** START OF Available data **
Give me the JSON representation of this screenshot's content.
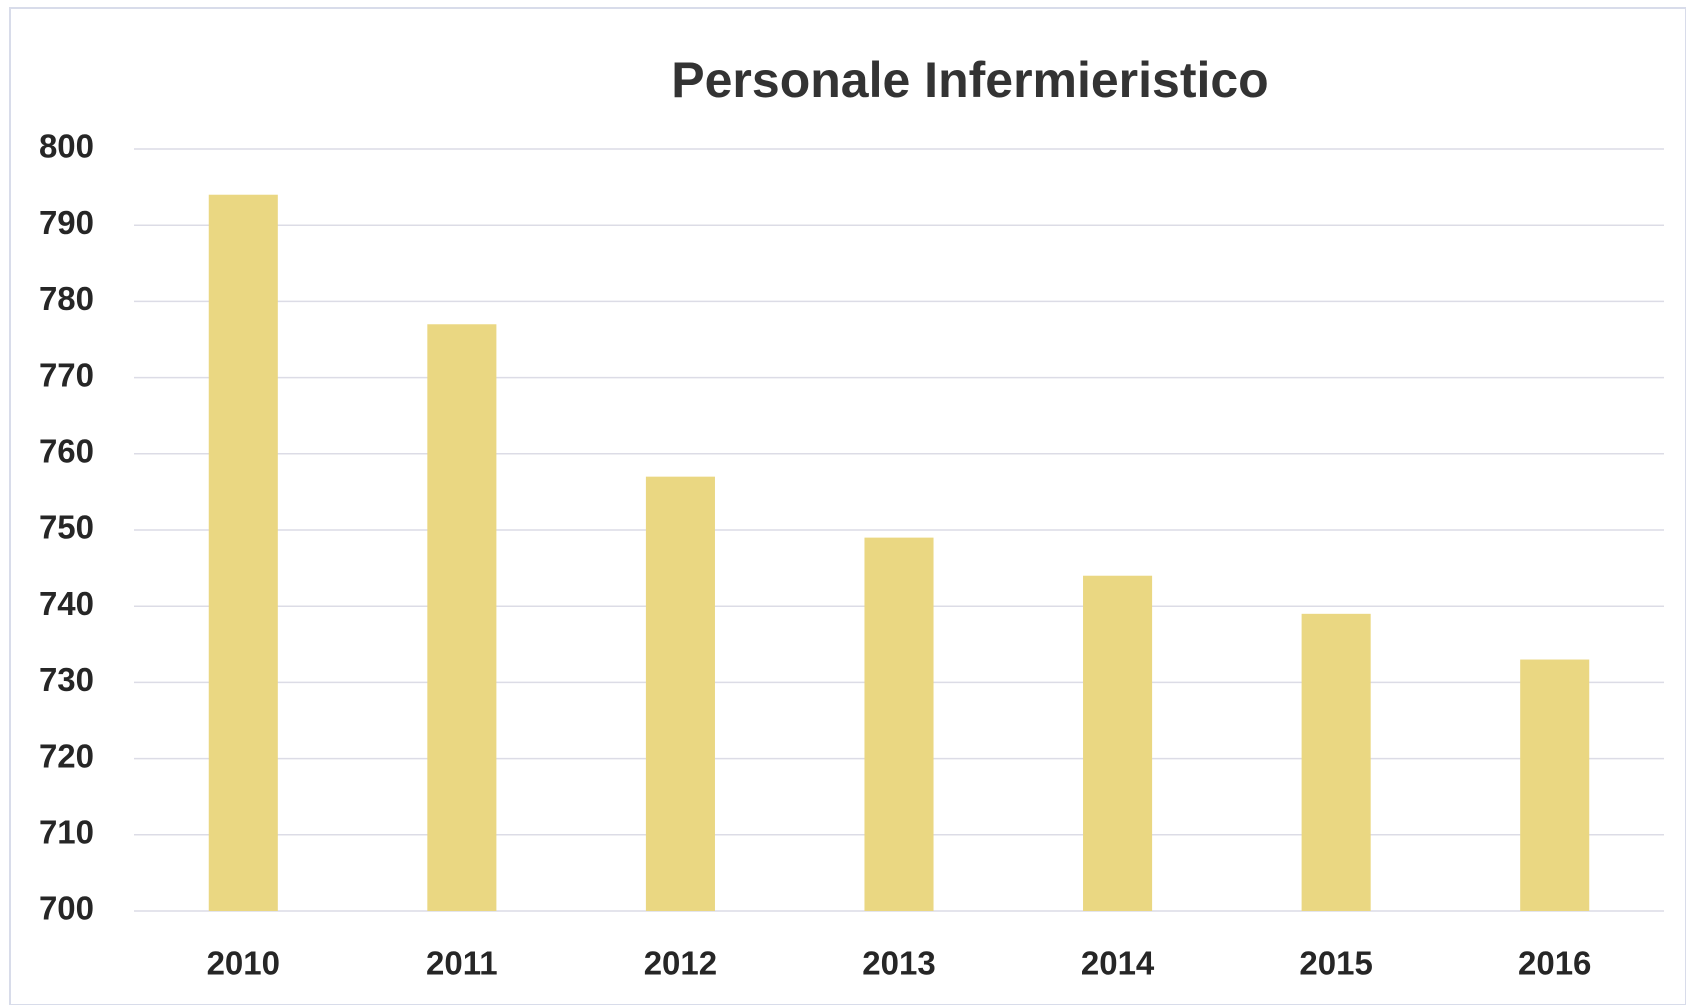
{
  "chart_data": {
    "type": "bar",
    "title": "Personale Infermieristico",
    "categories": [
      "2010",
      "2011",
      "2012",
      "2013",
      "2014",
      "2015",
      "2016"
    ],
    "values": [
      794,
      777,
      757,
      749,
      744,
      739,
      733
    ],
    "color": "#ead782",
    "ylim": [
      700,
      800
    ],
    "yticks": [
      700,
      710,
      720,
      730,
      740,
      750,
      760,
      770,
      780,
      790,
      800
    ],
    "grid": true
  }
}
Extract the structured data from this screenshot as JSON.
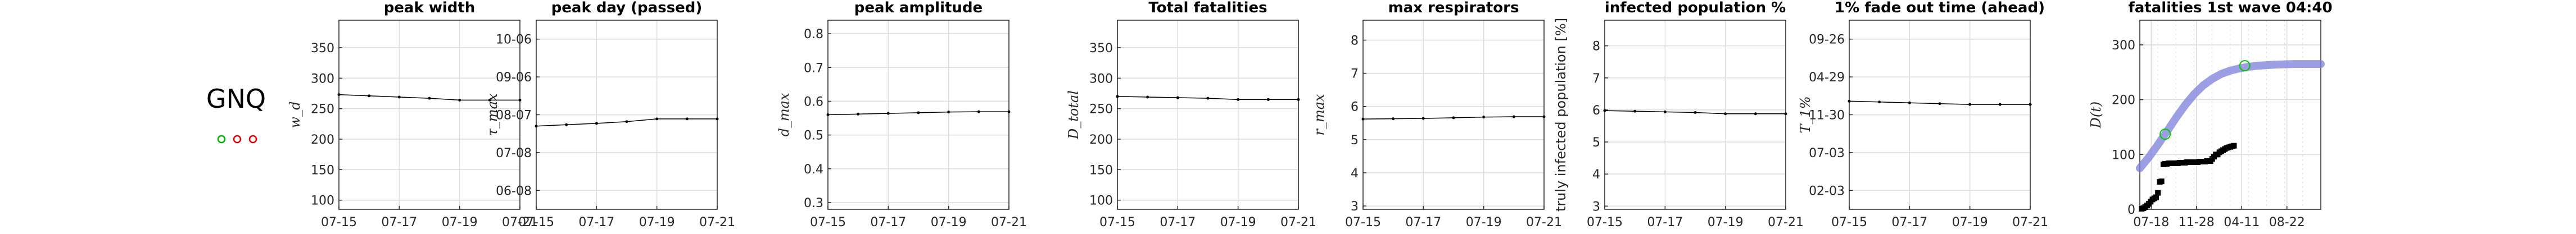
{
  "country": {
    "code": "GNQ",
    "markers": [
      {
        "color": "#00b000"
      },
      {
        "color": "#e00000"
      },
      {
        "color": "#e00000"
      }
    ]
  },
  "colors": {
    "axis": "#262626",
    "grid": "#dcdcdc",
    "line": "#000000",
    "band": "#7b7fd9",
    "green_circle": "#00c800",
    "wave_points": "#000000"
  },
  "chart_data": [
    {
      "type": "line",
      "title": "peak width",
      "ylabel": "w_d",
      "ylabel_italic": true,
      "categories": [
        "07-15",
        "07-16",
        "07-17",
        "07-18",
        "07-19",
        "07-20",
        "07-21"
      ],
      "xticks": [
        "07-15",
        "07-17",
        "07-19",
        "07-21"
      ],
      "yticks": [
        "100",
        "150",
        "200",
        "250",
        "300",
        "350"
      ],
      "ylim": [
        85,
        395
      ],
      "values": [
        273,
        271,
        269,
        267,
        264,
        264,
        264
      ],
      "grid": true
    },
    {
      "type": "line",
      "title": "peak day (passed)",
      "ylabel": "τ_max",
      "ylabel_italic": true,
      "categories": [
        "07-15",
        "07-16",
        "07-17",
        "07-18",
        "07-19",
        "07-20",
        "07-21"
      ],
      "xticks": [
        "07-15",
        "07-17",
        "07-19",
        "07-21"
      ],
      "yticks": [
        "06-08",
        "07-08",
        "08-07",
        "09-06",
        "10-06"
      ],
      "ylim": [
        0,
        5.5
      ],
      "values": [
        2.42,
        2.46,
        2.5,
        2.55,
        2.63,
        2.63,
        2.63
      ],
      "grid": true
    },
    {
      "type": "line",
      "title": "peak amplitude",
      "ylabel": "d_max",
      "ylabel_italic": true,
      "categories": [
        "07-15",
        "07-16",
        "07-17",
        "07-18",
        "07-19",
        "07-20",
        "07-21"
      ],
      "xticks": [
        "07-15",
        "07-17",
        "07-19",
        "07-21"
      ],
      "yticks": [
        "0.3",
        "0.4",
        "0.5",
        "0.6",
        "0.7",
        "0.8"
      ],
      "ylim": [
        0.28,
        0.84
      ],
      "values": [
        0.56,
        0.562,
        0.564,
        0.566,
        0.568,
        0.569,
        0.569
      ],
      "grid": true
    },
    {
      "type": "line",
      "title": "Total fatalities",
      "ylabel": "D_total",
      "ylabel_italic": true,
      "categories": [
        "07-15",
        "07-16",
        "07-17",
        "07-18",
        "07-19",
        "07-20",
        "07-21"
      ],
      "xticks": [
        "07-15",
        "07-17",
        "07-19",
        "07-21"
      ],
      "yticks": [
        "100",
        "150",
        "200",
        "250",
        "300",
        "350"
      ],
      "ylim": [
        85,
        395
      ],
      "values": [
        270,
        269,
        268,
        267,
        265,
        265,
        265
      ],
      "grid": true
    },
    {
      "type": "line",
      "title": "max respirators",
      "ylabel": "r_max",
      "ylabel_italic": true,
      "categories": [
        "07-15",
        "07-16",
        "07-17",
        "07-18",
        "07-19",
        "07-20",
        "07-21"
      ],
      "xticks": [
        "07-15",
        "07-17",
        "07-19",
        "07-21"
      ],
      "yticks": [
        "3",
        "4",
        "5",
        "6",
        "7",
        "8"
      ],
      "ylim": [
        2.9,
        8.6
      ],
      "values": [
        5.62,
        5.63,
        5.64,
        5.66,
        5.68,
        5.69,
        5.69
      ],
      "grid": true
    },
    {
      "type": "line",
      "title": "infected population %",
      "ylabel": "truly infected population [%]",
      "ylabel_italic": false,
      "categories": [
        "07-15",
        "07-16",
        "07-17",
        "07-18",
        "07-19",
        "07-20",
        "07-21"
      ],
      "xticks": [
        "07-15",
        "07-17",
        "07-19",
        "07-21"
      ],
      "yticks": [
        "3",
        "4",
        "5",
        "6",
        "7",
        "8"
      ],
      "ylim": [
        2.9,
        8.8
      ],
      "values": [
        5.98,
        5.96,
        5.94,
        5.92,
        5.88,
        5.88,
        5.88
      ],
      "grid": true
    },
    {
      "type": "line",
      "title": "1% fade out time (ahead)",
      "ylabel": "T_1%",
      "ylabel_italic": true,
      "categories": [
        "07-15",
        "07-16",
        "07-17",
        "07-18",
        "07-19",
        "07-20",
        "07-21"
      ],
      "xticks": [
        "07-15",
        "07-17",
        "07-19",
        "07-21"
      ],
      "yticks": [
        "02-03",
        "07-03",
        "11-30",
        "04-29",
        "09-26"
      ],
      "ylim": [
        0,
        4.6
      ],
      "values": [
        2.63,
        2.61,
        2.59,
        2.57,
        2.55,
        2.55,
        2.55
      ],
      "grid": true
    },
    {
      "type": "scatter",
      "title": "fatalities 1st wave 04:40",
      "ylabel": "D(t)",
      "ylabel_italic": true,
      "xticks": [
        "07-18",
        "11-28",
        "04-11",
        "08-22"
      ],
      "yticks": [
        "0",
        "100",
        "200",
        "300"
      ],
      "xlim": [
        0,
        1
      ],
      "ylim": [
        0,
        345
      ],
      "grid": true,
      "model_curve": {
        "x": [
          0,
          0.05,
          0.1,
          0.15,
          0.2,
          0.25,
          0.3,
          0.35,
          0.4,
          0.45,
          0.5,
          0.55,
          0.6,
          0.65,
          0.7,
          0.75,
          0.8,
          0.85,
          0.9,
          0.95,
          1.0
        ],
        "y": [
          75,
          95,
          118,
          142,
          167,
          190,
          210,
          226,
          238,
          247,
          253,
          257,
          260,
          262,
          263,
          264,
          264.5,
          265,
          265,
          265,
          265
        ]
      },
      "green_circles": {
        "x": [
          0.14,
          0.58
        ],
        "y": [
          137,
          262
        ]
      },
      "observed": {
        "x": [
          0.01,
          0.02,
          0.03,
          0.04,
          0.05,
          0.06,
          0.07,
          0.08,
          0.09,
          0.1,
          0.11,
          0.12,
          0.13,
          0.14,
          0.15,
          0.16,
          0.17,
          0.18,
          0.19,
          0.2,
          0.21,
          0.22,
          0.23,
          0.24,
          0.25,
          0.26,
          0.27,
          0.28,
          0.29,
          0.3,
          0.31,
          0.32,
          0.33,
          0.34,
          0.35,
          0.36,
          0.37,
          0.38,
          0.39,
          0.4,
          0.41,
          0.42,
          0.43,
          0.44,
          0.45,
          0.46,
          0.47,
          0.48,
          0.49,
          0.5,
          0.51,
          0.52
        ],
        "y": [
          1,
          2,
          4,
          7,
          10,
          14,
          18,
          20,
          22,
          30,
          50,
          51,
          82,
          83,
          83,
          84,
          84,
          84,
          84,
          84,
          84,
          85,
          85,
          85,
          85,
          86,
          86,
          86,
          86,
          86,
          86,
          86,
          87,
          87,
          87,
          87,
          88,
          88,
          88,
          92,
          96,
          100,
          100,
          104,
          106,
          108,
          110,
          112,
          113,
          114,
          115,
          116
        ]
      }
    }
  ]
}
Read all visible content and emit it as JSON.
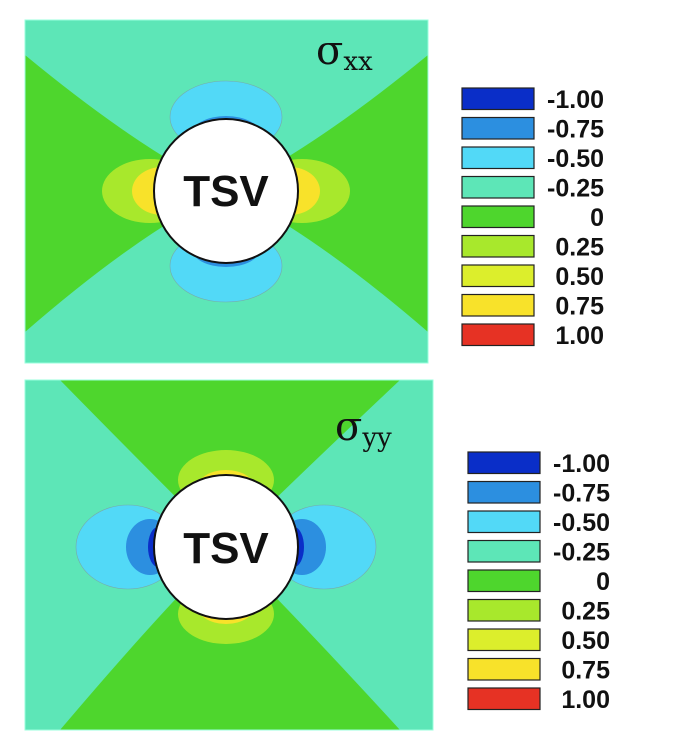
** END OF Available data **
Exercise details:
Transcribe the full listing character for character. Pictures are excluded.

Result for this task:
Give me the JSON representation of this screenshot's content.
{
  "chart_data": {
    "type": "bar",
    "title": "Personale Infermieristico",
    "categories": [
      "2010",
      "2011",
      "2012",
      "2013",
      "2014",
      "2015",
      "2016"
    ],
    "values": [
      794,
      777,
      757,
      749,
      744,
      739,
      733
    ],
    "color": "#ead782",
    "ylim": [
      700,
      800
    ],
    "yticks": [
      700,
      710,
      720,
      730,
      740,
      750,
      760,
      770,
      780,
      790,
      800
    ],
    "grid": true
  }
}
Extract the structured data from this screenshot as JSON.
{
  "country": {
    "code": "GNQ",
    "markers": [
      {
        "color": "#00b000"
      },
      {
        "color": "#e00000"
      },
      {
        "color": "#e00000"
      }
    ]
  },
  "colors": {
    "axis": "#262626",
    "grid": "#dcdcdc",
    "line": "#000000",
    "band": "#7b7fd9",
    "green_circle": "#00c800",
    "wave_points": "#000000"
  },
  "chart_data": [
    {
      "type": "line",
      "title": "peak width",
      "ylabel": "w_d",
      "ylabel_italic": true,
      "categories": [
        "07-15",
        "07-16",
        "07-17",
        "07-18",
        "07-19",
        "07-20",
        "07-21"
      ],
      "xticks": [
        "07-15",
        "07-17",
        "07-19",
        "07-21"
      ],
      "yticks": [
        "100",
        "150",
        "200",
        "250",
        "300",
        "350"
      ],
      "ylim": [
        85,
        395
      ],
      "values": [
        273,
        271,
        269,
        267,
        264,
        264,
        264
      ],
      "grid": true
    },
    {
      "type": "line",
      "title": "peak day (passed)",
      "ylabel": "τ_max",
      "ylabel_italic": true,
      "categories": [
        "07-15",
        "07-16",
        "07-17",
        "07-18",
        "07-19",
        "07-20",
        "07-21"
      ],
      "xticks": [
        "07-15",
        "07-17",
        "07-19",
        "07-21"
      ],
      "yticks": [
        "06-08",
        "07-08",
        "08-07",
        "09-06",
        "10-06"
      ],
      "ylim": [
        0,
        5.5
      ],
      "values": [
        2.42,
        2.46,
        2.5,
        2.55,
        2.63,
        2.63,
        2.63
      ],
      "grid": true
    },
    {
      "type": "line",
      "title": "peak amplitude",
      "ylabel": "d_max",
      "ylabel_italic": true,
      "categories": [
        "07-15",
        "07-16",
        "07-17",
        "07-18",
        "07-19",
        "07-20",
        "07-21"
      ],
      "xticks": [
        "07-15",
        "07-17",
        "07-19",
        "07-21"
      ],
      "yticks": [
        "0.3",
        "0.4",
        "0.5",
        "0.6",
        "0.7",
        "0.8"
      ],
      "ylim": [
        0.28,
        0.84
      ],
      "values": [
        0.56,
        0.562,
        0.564,
        0.566,
        0.568,
        0.569,
        0.569
      ],
      "grid": true
    },
    {
      "type": "line",
      "title": "Total fatalities",
      "ylabel": "D_total",
      "ylabel_italic": true,
      "categories": [
        "07-15",
        "07-16",
        "07-17",
        "07-18",
        "07-19",
        "07-20",
        "07-21"
      ],
      "xticks": [
        "07-15",
        "07-17",
        "07-19",
        "07-21"
      ],
      "yticks": [
        "100",
        "150",
        "200",
        "250",
        "300",
        "350"
      ],
      "ylim": [
        85,
        395
      ],
      "values": [
        270,
        269,
        268,
        267,
        265,
        265,
        265
      ],
      "grid": true
    },
    {
      "type": "line",
      "title": "max respirators",
      "ylabel": "r_max",
      "ylabel_italic": true,
      "categories": [
        "07-15",
        "07-16",
        "07-17",
        "07-18",
        "07-19",
        "07-20",
        "07-21"
      ],
      "xticks": [
        "07-15",
        "07-17",
        "07-19",
        "07-21"
      ],
      "yticks": [
        "3",
        "4",
        "5",
        "6",
        "7",
        "8"
      ],
      "ylim": [
        2.9,
        8.6
      ],
      "values": [
        5.62,
        5.63,
        5.64,
        5.66,
        5.68,
        5.69,
        5.69
      ],
      "grid": true
    },
    {
      "type": "line",
      "title": "infected population %",
      "ylabel": "truly infected population [%]",
      "ylabel_italic": false,
      "categories": [
        "07-15",
        "07-16",
        "07-17",
        "07-18",
        "07-19",
        "07-20",
        "07-21"
      ],
      "xticks": [
        "07-15",
        "07-17",
        "07-19",
        "07-21"
      ],
      "yticks": [
        "3",
        "4",
        "5",
        "6",
        "7",
        "8"
      ],
      "ylim": [
        2.9,
        8.8
      ],
      "values": [
        5.98,
        5.96,
        5.94,
        5.92,
        5.88,
        5.88,
        5.88
      ],
      "grid": true
    },
    {
      "type": "line",
      "title": "1% fade out time (ahead)",
      "ylabel": "T_1%",
      "ylabel_italic": true,
      "categories": [
        "07-15",
        "07-16",
        "07-17",
        "07-18",
        "07-19",
        "07-20",
        "07-21"
      ],
      "xticks": [
        "07-15",
        "07-17",
        "07-19",
        "07-21"
      ],
      "yticks": [
        "02-03",
        "07-03",
        "11-30",
        "04-29",
        "09-26"
      ],
      "ylim": [
        0,
        4.6
      ],
      "values": [
        2.63,
        2.61,
        2.59,
        2.57,
        2.55,
        2.55,
        2.55
      ],
      "grid": true
    },
    {
      "type": "scatter",
      "title": "fatalities 1st wave 04:40",
      "ylabel": "D(t)",
      "ylabel_italic": true,
      "xticks": [
        "07-18",
        "11-28",
        "04-11",
        "08-22"
      ],
      "yticks": [
        "0",
        "100",
        "200",
        "300"
      ],
      "xlim": [
        0,
        1
      ],
      "ylim": [
        0,
        345
      ],
      "grid": true,
      "model_curve": {
        "x": [
          0,
          0.05,
          0.1,
          0.15,
          0.2,
          0.25,
          0.3,
          0.35,
          0.4,
          0.45,
          0.5,
          0.55,
          0.6,
          0.65,
          0.7,
          0.75,
          0.8,
          0.85,
          0.9,
          0.95,
          1.0
        ],
        "y": [
          75,
          95,
          118,
          142,
          167,
          190,
          210,
          226,
          238,
          247,
          253,
          257,
          260,
          262,
          263,
          264,
          264.5,
          265,
          265,
          265,
          265
        ]
      },
      "green_circles": {
        "x": [
          0.14,
          0.58
        ],
        "y": [
          137,
          262
        ]
      },
      "observed": {
        "x": [
          0.01,
          0.02,
          0.03,
          0.04,
          0.05,
          0.06,
          0.07,
          0.08,
          0.09,
          0.1,
          0.11,
          0.12,
          0.13,
          0.14,
          0.15,
          0.16,
          0.17,
          0.18,
          0.19,
          0.2,
          0.21,
          0.22,
          0.23,
          0.24,
          0.25,
          0.26,
          0.27,
          0.28,
          0.29,
          0.3,
          0.31,
          0.32,
          0.33,
          0.34,
          0.35,
          0.36,
          0.37,
          0.38,
          0.39,
          0.4,
          0.41,
          0.42,
          0.43,
          0.44,
          0.45,
          0.46,
          0.47,
          0.48,
          0.49,
          0.5,
          0.51,
          0.52
        ],
        "y": [
          1,
          2,
          4,
          7,
          10,
          14,
          18,
          20,
          22,
          30,
          50,
          51,
          82,
          83,
          83,
          84,
          84,
          84,
          84,
          84,
          84,
          85,
          85,
          85,
          85,
          86,
          86,
          86,
          86,
          86,
          86,
          86,
          87,
          87,
          87,
          87,
          88,
          88,
          88,
          92,
          96,
          100,
          100,
          104,
          106,
          108,
          110,
          112,
          113,
          114,
          115,
          116
        ]
      }
    }
  ]
}
Read all visible content and emit it as JSON.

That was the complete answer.